## ASSIGNED TASK 1
In the text on gender and HIV, what may happen to a woman in some places when she is widowed?
## ASSIGNED TASK 2
Write the next part of the text on gender and HIV, picking up after its final sentence.

## TEXT UNDER STUDY
□ □ □ □

But perhaps the most worrying thing about gender violence is the percentage of people, including women, who think it is acceptable for husbands to beat their wives, either as punishment or to assert authority. It is not hard to find people who defend violence against women (and children) or who see it as a normal part of life and not, therefore, a problem.

Nor are these the only gender issues. Women often have little or no right to inherit land or property from their husband. In some places, when a woman is widowed, she herself is 'inherited' by a member of her husband's family. Girls are often encouraged to marry early, sometimes to save their family the cost of their upkeep. They often marry older men who are more likely to be sexually experienced and even infected with HIV or other STIs. In fact, despite the popularity of 'abstinence only until marriage' HIV prevention programmes, married women in Kenya are more likely to be infected by their husbands than unmarried, sexually active women.

Despite being more likely to be responsible for the health and education of children and dependents (including those infected with HIV), women have less access to education, health and other health services and they are, partly for those very reasons, more vulnerable to HIV and other STIs.

So the issue of gender and how it relates to the spread of HIV is not just intractable, it is also multifaceted. I am not able to do it full justice in such a short space. I hope to return to it, often. But I don't want to end with the impression that 'gender' only refers to the female gender.

For several years after HIV was identified, more men were found to be infected than women. In some areas, that is probably still the case. If a small number of commercial sex workers gather round a mining town where the population is predominantly male, more men than women may end up infected. However, if those men return home and infect their partners, it is likely that there will eventually be more HIV positive women.

□ □ □ □

## Bounding box prediction data

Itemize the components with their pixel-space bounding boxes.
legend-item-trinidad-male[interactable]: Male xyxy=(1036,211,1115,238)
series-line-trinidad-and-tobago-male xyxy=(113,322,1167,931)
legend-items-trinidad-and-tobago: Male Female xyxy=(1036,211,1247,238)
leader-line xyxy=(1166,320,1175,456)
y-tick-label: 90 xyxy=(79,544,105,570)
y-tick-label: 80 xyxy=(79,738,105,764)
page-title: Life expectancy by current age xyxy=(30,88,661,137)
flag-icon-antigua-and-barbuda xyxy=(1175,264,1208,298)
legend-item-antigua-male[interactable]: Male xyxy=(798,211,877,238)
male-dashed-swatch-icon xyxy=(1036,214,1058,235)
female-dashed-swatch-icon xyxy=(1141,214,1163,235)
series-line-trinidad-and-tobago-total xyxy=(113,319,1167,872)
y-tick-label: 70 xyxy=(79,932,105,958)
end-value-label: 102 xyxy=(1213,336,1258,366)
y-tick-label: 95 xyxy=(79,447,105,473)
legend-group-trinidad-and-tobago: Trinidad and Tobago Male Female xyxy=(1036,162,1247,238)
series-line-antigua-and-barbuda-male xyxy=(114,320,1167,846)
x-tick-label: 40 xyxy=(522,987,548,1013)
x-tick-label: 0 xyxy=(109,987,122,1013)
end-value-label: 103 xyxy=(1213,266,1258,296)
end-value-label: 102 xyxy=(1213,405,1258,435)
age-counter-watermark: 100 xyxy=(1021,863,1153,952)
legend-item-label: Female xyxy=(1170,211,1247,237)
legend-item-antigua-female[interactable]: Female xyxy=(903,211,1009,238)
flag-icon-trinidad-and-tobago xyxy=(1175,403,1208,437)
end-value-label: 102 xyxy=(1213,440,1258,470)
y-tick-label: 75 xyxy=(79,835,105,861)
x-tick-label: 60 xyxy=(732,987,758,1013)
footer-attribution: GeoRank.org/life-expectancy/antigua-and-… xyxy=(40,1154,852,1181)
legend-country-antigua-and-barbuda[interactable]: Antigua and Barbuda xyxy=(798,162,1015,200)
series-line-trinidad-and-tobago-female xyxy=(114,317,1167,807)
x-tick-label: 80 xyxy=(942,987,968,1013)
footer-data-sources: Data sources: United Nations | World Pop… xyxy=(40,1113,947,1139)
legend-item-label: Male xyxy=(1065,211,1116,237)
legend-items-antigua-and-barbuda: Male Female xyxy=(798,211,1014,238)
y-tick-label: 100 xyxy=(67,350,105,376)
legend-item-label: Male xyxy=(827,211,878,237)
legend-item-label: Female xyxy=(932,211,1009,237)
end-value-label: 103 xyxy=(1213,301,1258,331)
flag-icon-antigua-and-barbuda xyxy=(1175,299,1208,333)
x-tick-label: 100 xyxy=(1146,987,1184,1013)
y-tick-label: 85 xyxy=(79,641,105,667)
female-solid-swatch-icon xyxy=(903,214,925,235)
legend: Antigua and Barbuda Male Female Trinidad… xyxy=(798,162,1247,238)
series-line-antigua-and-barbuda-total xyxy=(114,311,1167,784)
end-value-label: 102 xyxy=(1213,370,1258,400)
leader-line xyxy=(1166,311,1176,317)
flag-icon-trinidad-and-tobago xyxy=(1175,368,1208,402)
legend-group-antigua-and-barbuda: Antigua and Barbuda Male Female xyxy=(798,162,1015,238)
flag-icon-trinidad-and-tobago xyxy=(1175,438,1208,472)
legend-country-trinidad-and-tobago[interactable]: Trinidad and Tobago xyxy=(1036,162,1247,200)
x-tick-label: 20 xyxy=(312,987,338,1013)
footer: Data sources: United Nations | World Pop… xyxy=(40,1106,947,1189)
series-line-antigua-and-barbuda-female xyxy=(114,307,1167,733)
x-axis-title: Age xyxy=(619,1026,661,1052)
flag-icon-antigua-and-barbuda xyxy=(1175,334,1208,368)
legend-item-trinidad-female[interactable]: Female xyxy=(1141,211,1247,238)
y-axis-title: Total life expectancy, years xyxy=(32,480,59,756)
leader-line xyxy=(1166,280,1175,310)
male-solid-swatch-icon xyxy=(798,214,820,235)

□ □ □ □

## WRITTEN RESPONSE 1
She herself is "inherited" by a member of her husband's family.

## WRITTEN RESPONSE 2
In Kenya, the ratio of infections was 1 female to 1.2 males in 1986. In 2006 that ratio was 2 females to 1 male. However, in 2007, the ratio had moved in the opposite direction again and now stands at 1.6 females to 1 male.

This may have happened because men are taking more risks and/or fewer precautions, because women are taking fewer risks and/or more precautions or some other reason. I admit, this analysis is fairly speculative. But if a higher proportion of males are infected now, the potential for them going on to infect other women, perhaps several women each, is very high. (In Kenya, most women are infected by men, as opposed to intravenous drug use, blood transfusion, etc). In addition to reversing the ratio of females to males infected, this could also result in a substantial increase in national prevalence.

Now, men, generally, are less likely to become infected with HIV, are likely to become infected later in life than women, are often in a better position to protect themselves (and, therefore, their partners) against HIV and other STIs and they have often received more education.

Therefore, it may be possible to intervene with measures that specifically target men. Men may need to be targeted with different HIV messages than women and, for various reasons, there may be more time and opportunity for effecting such interventions.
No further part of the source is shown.